• [Work instructions]: In the material below, find every line with "uchun" and pull it out.

• [Data shown]:
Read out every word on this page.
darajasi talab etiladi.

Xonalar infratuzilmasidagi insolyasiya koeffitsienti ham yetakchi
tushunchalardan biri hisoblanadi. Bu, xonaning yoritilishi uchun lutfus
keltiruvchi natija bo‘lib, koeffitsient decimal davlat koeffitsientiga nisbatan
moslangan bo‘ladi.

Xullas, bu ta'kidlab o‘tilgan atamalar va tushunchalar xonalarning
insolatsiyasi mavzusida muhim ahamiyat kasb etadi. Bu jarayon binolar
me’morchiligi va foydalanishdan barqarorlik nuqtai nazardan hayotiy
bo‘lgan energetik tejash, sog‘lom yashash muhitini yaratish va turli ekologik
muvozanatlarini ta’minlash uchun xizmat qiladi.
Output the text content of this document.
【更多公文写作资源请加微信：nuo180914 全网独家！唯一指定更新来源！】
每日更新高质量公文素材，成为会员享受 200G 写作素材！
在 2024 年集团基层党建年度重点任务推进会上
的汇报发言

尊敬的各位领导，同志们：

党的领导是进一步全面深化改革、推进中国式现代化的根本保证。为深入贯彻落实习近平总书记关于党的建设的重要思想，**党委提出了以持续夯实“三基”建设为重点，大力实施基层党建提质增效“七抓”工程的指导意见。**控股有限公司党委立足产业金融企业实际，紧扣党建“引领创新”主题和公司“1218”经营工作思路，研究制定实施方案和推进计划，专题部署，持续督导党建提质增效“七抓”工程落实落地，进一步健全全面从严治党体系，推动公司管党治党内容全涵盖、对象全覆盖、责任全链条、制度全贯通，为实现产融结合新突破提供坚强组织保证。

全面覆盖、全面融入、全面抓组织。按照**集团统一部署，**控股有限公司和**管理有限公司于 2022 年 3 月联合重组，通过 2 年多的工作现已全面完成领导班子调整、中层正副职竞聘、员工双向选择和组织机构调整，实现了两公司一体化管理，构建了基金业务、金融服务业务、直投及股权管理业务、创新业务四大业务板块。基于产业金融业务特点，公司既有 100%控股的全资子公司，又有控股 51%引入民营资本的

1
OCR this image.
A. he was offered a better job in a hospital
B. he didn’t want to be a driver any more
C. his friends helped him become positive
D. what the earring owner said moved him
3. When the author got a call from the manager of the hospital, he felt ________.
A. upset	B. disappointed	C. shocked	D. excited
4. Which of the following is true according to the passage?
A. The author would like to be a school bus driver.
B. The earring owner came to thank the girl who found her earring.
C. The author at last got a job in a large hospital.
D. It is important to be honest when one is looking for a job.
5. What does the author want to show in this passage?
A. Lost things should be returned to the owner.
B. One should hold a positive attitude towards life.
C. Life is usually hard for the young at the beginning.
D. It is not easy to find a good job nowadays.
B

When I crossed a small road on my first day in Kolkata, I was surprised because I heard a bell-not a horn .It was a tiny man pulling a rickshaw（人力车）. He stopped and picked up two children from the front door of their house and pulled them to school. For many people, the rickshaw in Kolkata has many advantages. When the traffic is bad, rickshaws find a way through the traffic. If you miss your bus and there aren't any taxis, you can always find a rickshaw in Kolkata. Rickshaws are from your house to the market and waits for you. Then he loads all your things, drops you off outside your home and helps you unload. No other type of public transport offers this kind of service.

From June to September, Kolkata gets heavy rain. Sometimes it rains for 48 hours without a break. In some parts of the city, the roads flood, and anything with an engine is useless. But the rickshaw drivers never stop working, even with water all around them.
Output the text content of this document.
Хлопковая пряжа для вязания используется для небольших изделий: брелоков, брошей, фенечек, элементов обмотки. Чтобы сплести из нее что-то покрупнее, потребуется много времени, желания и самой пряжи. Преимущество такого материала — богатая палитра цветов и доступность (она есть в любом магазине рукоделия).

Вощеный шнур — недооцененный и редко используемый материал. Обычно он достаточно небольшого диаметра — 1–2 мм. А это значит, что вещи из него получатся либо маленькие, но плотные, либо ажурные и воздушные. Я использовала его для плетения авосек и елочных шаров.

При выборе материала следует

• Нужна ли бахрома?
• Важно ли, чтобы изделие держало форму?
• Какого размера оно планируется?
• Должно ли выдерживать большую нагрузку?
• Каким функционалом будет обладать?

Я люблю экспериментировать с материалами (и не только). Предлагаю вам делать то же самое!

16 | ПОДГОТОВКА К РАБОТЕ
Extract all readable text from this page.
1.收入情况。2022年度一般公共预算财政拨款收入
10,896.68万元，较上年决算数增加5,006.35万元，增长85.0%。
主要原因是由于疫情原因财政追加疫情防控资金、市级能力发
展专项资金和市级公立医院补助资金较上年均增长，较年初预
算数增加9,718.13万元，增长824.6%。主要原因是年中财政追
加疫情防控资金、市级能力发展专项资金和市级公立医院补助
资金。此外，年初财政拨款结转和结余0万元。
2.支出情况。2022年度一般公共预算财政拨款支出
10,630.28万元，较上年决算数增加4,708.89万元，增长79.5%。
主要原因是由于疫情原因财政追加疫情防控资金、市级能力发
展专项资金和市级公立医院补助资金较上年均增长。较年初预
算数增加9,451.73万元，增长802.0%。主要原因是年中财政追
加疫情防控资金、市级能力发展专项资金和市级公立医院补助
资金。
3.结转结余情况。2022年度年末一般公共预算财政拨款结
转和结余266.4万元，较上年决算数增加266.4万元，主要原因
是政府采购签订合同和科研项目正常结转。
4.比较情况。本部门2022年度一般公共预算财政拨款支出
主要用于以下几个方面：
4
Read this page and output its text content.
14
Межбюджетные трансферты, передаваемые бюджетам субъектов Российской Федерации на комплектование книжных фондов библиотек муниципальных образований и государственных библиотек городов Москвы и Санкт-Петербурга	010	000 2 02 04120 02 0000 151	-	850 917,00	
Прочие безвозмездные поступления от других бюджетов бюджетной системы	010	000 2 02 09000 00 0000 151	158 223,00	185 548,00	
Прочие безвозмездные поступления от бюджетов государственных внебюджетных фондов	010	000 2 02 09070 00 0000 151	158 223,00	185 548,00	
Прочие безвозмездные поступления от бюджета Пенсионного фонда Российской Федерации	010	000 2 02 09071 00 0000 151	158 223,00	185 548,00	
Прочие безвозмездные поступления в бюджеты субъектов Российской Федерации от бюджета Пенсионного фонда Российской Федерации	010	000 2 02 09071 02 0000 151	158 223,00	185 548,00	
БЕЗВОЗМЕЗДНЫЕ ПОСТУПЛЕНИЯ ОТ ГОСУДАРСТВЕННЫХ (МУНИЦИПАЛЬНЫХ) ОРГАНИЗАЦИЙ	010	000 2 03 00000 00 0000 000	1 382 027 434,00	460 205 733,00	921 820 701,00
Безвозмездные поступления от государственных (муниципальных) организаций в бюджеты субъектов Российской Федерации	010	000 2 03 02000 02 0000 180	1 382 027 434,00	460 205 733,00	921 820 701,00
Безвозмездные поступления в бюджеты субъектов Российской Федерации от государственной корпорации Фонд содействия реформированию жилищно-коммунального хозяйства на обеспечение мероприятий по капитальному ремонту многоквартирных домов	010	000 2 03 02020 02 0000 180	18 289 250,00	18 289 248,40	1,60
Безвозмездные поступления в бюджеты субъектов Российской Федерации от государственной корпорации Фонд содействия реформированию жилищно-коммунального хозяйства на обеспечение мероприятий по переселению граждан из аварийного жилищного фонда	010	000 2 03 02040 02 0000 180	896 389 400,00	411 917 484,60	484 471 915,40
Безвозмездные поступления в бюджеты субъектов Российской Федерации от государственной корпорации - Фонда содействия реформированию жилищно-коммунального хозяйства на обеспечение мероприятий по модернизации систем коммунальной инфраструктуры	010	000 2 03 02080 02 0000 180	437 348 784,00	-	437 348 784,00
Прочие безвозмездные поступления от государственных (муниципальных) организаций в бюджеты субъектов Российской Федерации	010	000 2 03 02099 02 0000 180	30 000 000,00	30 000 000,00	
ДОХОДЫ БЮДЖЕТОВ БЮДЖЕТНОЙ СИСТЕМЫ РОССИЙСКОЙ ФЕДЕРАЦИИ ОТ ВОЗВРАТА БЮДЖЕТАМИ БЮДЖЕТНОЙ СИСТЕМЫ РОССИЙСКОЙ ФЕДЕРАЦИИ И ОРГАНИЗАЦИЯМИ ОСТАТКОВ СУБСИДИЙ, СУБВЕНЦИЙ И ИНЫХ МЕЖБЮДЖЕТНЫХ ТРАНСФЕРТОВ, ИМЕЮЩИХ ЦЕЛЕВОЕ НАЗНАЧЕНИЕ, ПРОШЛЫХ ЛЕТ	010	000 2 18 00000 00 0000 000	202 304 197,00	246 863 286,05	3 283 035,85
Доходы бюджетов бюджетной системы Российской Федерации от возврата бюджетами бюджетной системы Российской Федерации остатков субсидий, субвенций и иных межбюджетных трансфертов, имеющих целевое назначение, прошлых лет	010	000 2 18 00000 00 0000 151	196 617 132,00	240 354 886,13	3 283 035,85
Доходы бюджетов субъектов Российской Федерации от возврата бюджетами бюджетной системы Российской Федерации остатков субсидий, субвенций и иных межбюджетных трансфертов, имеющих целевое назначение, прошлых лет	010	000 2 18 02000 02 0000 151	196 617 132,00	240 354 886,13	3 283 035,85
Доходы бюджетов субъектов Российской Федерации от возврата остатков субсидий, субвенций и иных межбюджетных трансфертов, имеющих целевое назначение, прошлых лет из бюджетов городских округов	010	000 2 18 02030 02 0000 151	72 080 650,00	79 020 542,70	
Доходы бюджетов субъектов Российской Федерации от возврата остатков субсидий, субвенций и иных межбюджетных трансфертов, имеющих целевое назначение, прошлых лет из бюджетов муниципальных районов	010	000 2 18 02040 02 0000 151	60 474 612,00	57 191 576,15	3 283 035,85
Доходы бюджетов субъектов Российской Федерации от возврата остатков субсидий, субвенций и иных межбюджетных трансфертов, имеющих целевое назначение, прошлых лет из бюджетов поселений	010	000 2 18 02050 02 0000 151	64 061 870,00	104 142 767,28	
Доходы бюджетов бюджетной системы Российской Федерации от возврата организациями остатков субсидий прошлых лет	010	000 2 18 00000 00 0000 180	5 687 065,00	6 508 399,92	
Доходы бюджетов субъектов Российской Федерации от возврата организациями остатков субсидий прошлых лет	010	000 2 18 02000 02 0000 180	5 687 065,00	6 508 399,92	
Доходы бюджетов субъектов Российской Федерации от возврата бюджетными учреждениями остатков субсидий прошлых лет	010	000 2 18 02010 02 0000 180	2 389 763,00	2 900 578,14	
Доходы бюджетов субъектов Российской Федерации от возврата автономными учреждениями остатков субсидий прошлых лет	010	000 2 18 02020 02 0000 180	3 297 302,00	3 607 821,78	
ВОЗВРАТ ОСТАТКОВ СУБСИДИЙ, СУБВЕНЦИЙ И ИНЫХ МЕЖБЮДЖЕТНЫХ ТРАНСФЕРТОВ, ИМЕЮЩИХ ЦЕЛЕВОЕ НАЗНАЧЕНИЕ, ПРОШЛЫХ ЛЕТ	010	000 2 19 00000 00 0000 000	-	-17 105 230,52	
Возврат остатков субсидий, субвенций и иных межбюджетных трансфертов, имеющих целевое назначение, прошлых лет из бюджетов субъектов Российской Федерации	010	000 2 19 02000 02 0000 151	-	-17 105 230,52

• [Reply]:
tushunchalardan biri hisoblanadi. Bu, xonaning yoritilishi uchun lutfus
muvozanatlarini ta’minlash uchun xizmat qiladi.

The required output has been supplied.